* _Dataset entries_:
------------

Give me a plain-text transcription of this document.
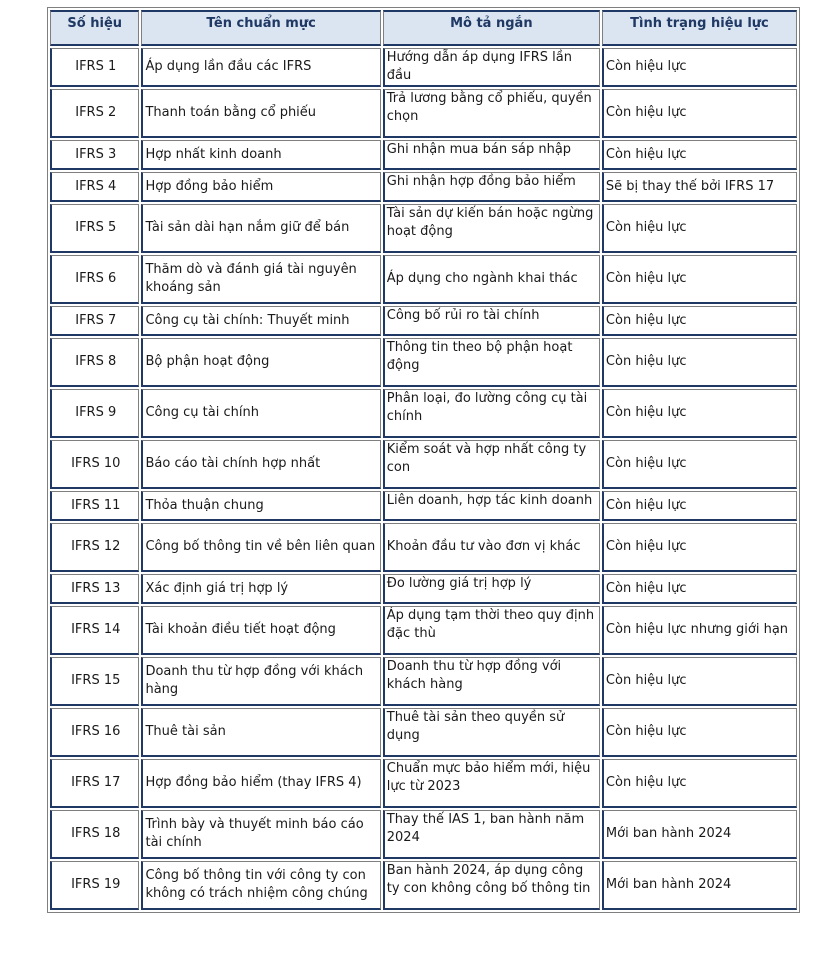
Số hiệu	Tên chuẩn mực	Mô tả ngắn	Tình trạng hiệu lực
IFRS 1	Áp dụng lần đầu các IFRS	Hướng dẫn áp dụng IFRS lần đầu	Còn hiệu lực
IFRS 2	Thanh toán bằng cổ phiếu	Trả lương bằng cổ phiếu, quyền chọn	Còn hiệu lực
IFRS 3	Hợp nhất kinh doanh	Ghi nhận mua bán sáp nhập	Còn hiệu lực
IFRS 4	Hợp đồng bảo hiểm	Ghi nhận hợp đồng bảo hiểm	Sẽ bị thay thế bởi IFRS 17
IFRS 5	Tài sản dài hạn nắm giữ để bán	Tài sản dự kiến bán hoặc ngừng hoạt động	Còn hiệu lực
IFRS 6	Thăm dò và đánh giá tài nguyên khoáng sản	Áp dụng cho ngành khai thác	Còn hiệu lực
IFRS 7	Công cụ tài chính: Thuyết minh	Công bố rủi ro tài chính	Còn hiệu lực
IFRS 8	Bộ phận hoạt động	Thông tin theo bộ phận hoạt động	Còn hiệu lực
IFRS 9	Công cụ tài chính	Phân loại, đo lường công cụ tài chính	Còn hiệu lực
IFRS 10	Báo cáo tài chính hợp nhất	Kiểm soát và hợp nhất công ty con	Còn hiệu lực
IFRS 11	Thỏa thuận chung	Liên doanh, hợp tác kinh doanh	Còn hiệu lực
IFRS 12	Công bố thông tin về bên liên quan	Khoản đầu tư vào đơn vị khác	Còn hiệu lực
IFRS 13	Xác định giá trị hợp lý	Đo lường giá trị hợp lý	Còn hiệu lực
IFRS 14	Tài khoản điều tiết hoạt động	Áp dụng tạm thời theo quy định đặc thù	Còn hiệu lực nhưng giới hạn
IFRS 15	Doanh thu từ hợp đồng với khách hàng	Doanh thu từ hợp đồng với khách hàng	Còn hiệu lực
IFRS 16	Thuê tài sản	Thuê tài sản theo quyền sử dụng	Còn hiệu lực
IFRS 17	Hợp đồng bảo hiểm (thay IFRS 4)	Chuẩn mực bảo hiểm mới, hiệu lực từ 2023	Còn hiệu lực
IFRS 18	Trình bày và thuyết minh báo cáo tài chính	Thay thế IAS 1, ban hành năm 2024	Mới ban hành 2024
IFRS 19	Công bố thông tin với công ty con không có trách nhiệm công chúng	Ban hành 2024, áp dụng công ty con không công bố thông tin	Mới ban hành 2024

------------

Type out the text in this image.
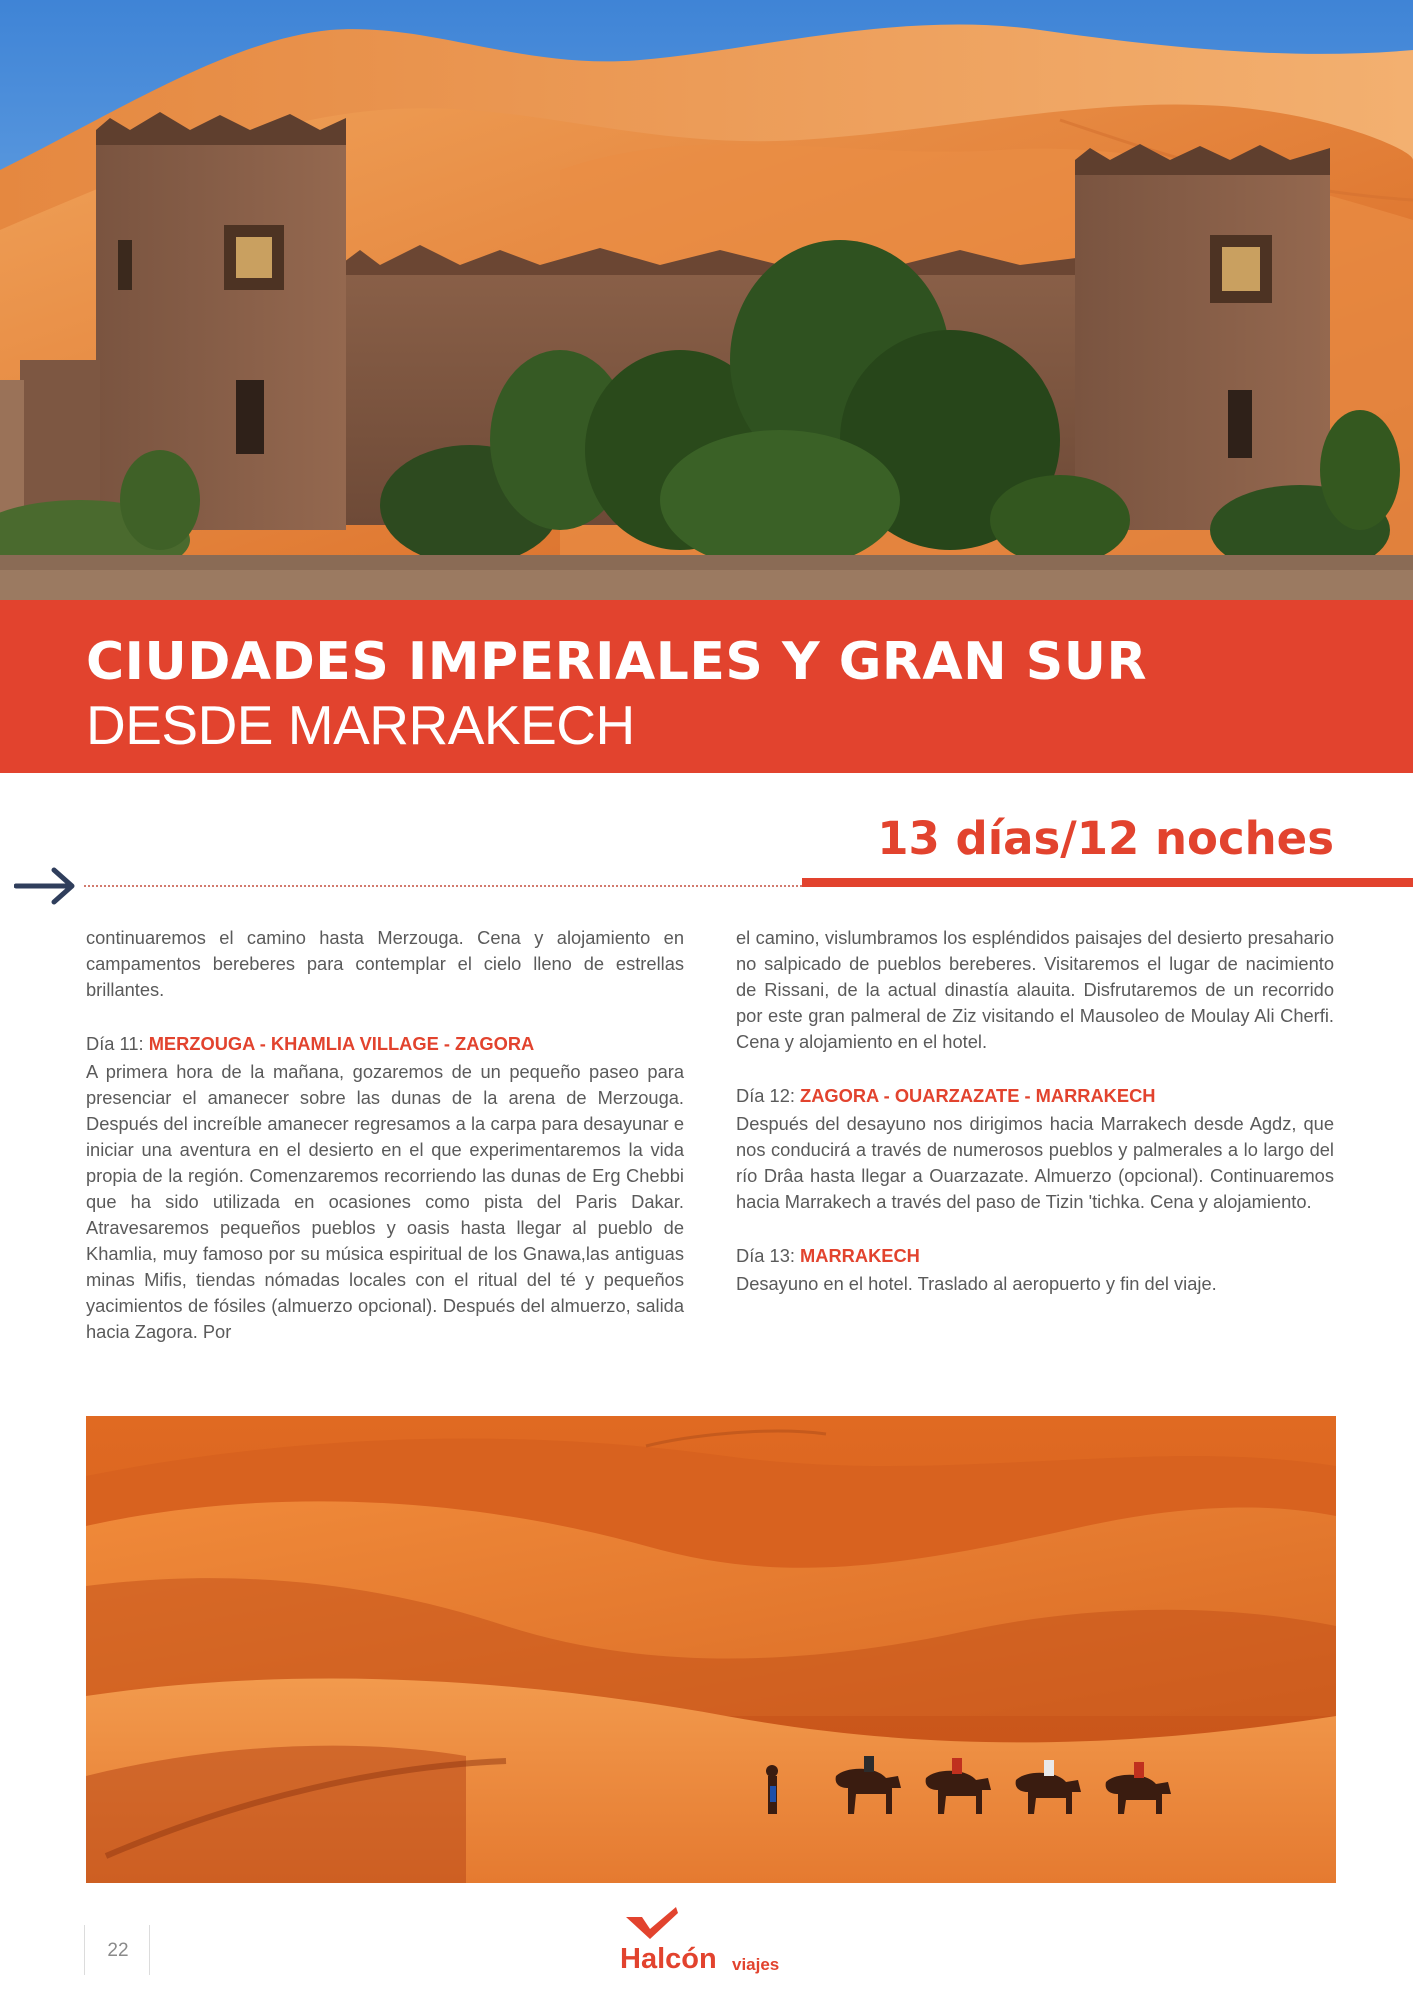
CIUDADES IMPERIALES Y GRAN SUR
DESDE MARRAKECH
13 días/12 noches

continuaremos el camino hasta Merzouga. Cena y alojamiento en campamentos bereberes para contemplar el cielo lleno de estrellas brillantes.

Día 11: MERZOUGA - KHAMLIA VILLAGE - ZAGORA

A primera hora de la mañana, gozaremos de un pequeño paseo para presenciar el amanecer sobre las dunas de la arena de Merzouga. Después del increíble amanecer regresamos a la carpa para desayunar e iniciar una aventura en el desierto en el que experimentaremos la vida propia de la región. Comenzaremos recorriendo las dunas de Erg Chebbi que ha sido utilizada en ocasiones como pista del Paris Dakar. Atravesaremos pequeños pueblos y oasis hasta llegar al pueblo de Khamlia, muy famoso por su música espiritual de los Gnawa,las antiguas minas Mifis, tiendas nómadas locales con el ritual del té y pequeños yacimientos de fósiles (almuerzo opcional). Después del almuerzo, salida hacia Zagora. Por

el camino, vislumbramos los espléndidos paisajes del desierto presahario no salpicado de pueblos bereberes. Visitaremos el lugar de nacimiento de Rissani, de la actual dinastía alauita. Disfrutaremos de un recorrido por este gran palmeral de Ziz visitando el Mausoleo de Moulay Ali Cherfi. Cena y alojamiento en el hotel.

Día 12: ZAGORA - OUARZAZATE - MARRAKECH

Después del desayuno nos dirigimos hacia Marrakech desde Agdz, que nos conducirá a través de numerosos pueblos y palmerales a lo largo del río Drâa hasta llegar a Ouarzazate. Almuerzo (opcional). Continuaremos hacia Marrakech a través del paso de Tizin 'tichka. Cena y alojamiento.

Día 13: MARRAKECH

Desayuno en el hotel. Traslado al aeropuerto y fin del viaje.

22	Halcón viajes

------------

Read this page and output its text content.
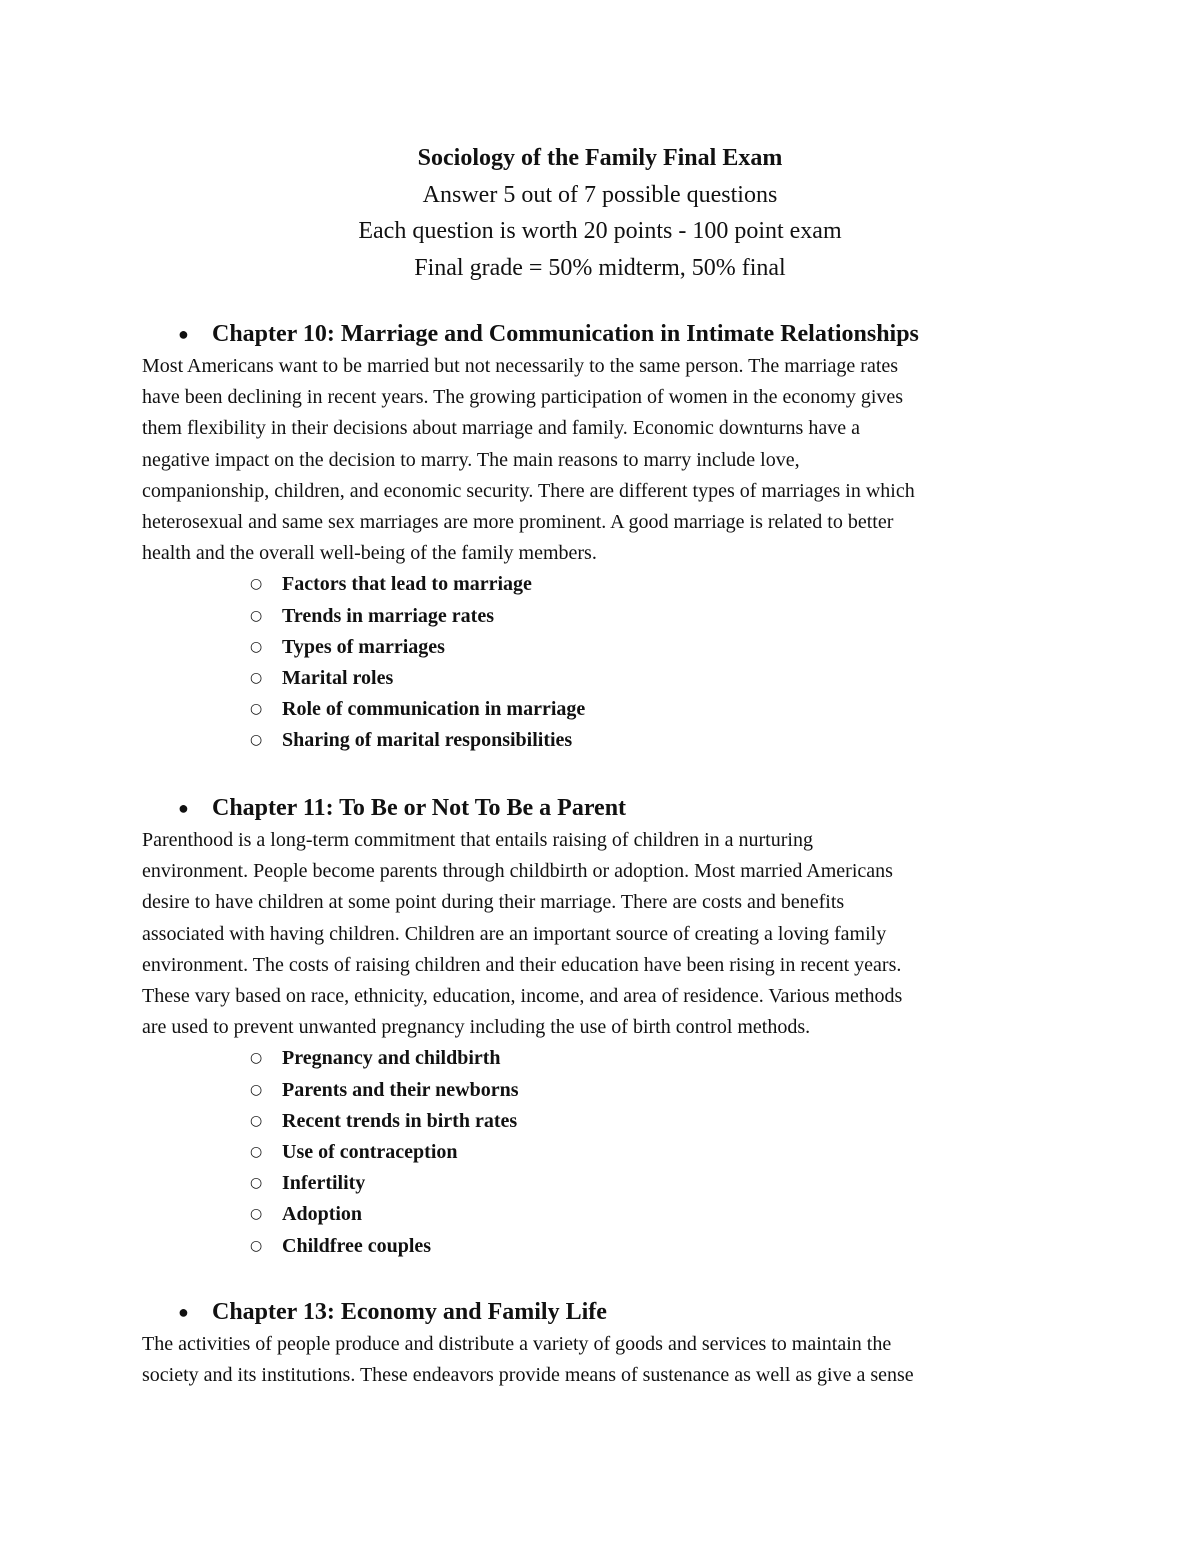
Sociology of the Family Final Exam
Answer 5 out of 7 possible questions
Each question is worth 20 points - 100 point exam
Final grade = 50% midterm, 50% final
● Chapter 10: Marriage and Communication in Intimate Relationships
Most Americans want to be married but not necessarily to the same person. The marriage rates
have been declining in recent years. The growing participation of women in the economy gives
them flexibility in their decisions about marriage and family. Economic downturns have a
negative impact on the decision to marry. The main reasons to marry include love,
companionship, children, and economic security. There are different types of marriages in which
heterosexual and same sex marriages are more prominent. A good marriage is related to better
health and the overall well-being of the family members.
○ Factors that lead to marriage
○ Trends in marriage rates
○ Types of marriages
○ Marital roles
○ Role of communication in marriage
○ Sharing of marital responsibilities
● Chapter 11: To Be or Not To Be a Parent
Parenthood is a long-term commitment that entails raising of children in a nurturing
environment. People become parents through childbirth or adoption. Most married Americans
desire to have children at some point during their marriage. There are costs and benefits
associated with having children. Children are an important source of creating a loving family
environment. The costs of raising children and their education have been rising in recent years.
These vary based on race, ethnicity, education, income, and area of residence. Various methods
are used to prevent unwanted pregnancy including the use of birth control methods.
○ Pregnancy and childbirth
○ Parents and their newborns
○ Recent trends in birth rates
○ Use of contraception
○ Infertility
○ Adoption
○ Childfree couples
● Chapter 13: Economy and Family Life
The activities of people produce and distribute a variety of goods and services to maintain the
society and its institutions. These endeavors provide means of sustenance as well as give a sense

------------

* _What to do_:
Above are the records; copy every line in them that holds the word "chính".

* _Solution to the exercise_:
IFRS 7	Công cụ tài chính: Thuyết minh	Công bố rủi ro tài chính	Còn hiệu lực
IFRS 9	Công cụ tài chính	Phân loại, đo lường công cụ tài chính	Còn hiệu lực
IFRS 10	Báo cáo tài chính hợp nhất	Kiểm soát và hợp nhất công ty con	Còn hiệu lực
IFRS 18	Trình bày và thuyết minh báo cáo tài chính	Thay thế IAS 1, ban hành năm 2024	Mới ban hành 2024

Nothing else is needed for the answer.